▶ WHAT IS BEING ASKED:
Pull out every line of the listing below where "height" appears.

▶ Data extracted from a collection:
··········

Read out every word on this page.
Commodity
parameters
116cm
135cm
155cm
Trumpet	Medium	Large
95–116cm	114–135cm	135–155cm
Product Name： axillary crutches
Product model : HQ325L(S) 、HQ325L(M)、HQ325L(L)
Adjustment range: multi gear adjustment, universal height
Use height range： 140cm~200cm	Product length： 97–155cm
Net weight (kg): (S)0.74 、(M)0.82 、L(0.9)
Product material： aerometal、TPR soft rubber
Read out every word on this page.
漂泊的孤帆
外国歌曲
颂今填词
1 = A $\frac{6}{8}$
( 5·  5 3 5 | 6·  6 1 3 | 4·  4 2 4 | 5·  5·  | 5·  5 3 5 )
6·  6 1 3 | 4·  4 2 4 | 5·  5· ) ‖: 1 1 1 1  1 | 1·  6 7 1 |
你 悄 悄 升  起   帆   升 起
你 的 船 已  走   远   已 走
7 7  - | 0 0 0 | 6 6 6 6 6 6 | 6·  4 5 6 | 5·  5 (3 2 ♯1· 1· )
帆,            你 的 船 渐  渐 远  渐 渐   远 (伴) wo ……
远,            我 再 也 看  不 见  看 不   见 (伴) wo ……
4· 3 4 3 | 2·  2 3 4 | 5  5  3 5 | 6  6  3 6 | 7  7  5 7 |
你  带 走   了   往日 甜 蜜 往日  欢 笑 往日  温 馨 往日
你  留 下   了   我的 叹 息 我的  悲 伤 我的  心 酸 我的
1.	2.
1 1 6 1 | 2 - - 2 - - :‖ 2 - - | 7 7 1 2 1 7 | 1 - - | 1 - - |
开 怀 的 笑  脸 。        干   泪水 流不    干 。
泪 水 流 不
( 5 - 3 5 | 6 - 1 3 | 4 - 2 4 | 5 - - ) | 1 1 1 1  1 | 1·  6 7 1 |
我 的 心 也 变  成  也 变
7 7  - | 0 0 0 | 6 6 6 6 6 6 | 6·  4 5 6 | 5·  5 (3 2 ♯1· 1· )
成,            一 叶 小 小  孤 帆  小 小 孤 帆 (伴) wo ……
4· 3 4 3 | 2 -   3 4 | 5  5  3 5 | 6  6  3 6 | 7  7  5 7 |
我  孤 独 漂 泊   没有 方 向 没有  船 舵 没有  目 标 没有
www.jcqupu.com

··········

▶ OUTPUT OF THE EXERCISE:
Adjustment range: multi gear adjustment, universal height
Use height range： 140cm~200cm	Product length： 97–155cm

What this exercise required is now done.